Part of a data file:

☆ ☆ ☆ ☆

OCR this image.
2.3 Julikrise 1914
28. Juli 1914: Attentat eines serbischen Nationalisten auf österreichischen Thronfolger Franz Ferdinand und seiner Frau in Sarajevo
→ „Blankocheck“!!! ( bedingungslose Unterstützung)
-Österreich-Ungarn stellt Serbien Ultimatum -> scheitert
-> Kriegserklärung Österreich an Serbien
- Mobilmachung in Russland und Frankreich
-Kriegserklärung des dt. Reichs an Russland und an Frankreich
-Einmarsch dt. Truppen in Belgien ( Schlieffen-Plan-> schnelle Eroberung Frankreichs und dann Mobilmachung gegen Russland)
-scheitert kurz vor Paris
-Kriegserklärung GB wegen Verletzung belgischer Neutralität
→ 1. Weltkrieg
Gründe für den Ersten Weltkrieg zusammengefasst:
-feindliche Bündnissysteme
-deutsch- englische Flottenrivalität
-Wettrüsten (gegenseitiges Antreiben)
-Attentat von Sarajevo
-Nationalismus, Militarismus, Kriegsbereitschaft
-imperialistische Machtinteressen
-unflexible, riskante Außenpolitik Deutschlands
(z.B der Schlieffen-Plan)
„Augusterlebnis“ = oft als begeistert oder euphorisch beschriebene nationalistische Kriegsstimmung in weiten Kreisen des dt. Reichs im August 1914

☆ ☆ ☆ ☆

Goal:
Among the entries above, how many lines hold the string "Plan"? Respond with nothing but the number.

Finished task:
2